Records that describe figures:
>> start

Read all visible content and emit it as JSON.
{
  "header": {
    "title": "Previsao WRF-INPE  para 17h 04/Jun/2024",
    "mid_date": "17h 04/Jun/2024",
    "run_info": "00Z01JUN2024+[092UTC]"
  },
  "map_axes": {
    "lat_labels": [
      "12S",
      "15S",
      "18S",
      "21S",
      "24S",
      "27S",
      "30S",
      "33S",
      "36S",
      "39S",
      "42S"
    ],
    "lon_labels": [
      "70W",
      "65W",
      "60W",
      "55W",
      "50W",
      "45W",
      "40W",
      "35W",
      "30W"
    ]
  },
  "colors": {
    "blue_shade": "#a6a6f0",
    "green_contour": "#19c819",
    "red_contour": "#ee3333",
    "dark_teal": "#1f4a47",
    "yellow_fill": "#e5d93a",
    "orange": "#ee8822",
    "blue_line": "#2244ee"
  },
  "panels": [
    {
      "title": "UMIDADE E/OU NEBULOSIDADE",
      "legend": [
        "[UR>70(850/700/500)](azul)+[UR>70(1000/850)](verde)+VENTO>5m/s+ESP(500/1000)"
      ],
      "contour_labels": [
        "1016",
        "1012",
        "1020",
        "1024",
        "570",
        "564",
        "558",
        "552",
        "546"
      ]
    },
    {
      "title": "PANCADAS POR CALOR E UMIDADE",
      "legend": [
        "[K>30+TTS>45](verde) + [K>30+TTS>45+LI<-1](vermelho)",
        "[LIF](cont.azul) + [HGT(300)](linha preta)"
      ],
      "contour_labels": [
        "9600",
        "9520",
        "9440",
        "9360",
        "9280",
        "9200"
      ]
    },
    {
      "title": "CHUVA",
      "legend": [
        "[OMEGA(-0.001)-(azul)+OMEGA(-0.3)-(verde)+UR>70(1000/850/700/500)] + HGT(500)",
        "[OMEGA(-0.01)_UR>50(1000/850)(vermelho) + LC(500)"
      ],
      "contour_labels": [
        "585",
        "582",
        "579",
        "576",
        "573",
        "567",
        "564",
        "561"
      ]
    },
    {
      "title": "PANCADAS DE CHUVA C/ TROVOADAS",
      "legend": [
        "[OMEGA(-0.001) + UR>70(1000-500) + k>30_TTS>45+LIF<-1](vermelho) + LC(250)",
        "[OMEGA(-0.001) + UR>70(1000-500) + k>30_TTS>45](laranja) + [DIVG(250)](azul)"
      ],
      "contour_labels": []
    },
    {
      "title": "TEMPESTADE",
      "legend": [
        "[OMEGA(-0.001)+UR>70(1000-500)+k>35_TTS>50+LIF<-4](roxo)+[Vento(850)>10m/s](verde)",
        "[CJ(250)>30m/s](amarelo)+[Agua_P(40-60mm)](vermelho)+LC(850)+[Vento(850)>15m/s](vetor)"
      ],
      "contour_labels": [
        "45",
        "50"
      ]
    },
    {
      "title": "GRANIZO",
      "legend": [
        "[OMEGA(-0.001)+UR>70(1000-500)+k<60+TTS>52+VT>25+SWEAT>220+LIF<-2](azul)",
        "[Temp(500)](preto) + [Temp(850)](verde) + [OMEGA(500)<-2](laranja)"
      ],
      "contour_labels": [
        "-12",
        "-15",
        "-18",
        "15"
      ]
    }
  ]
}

>> end

## GIVEN INSTRUCTION
Reply with nothing but the number of lines that contain the word "UMIDADE".

## SOLUTION
2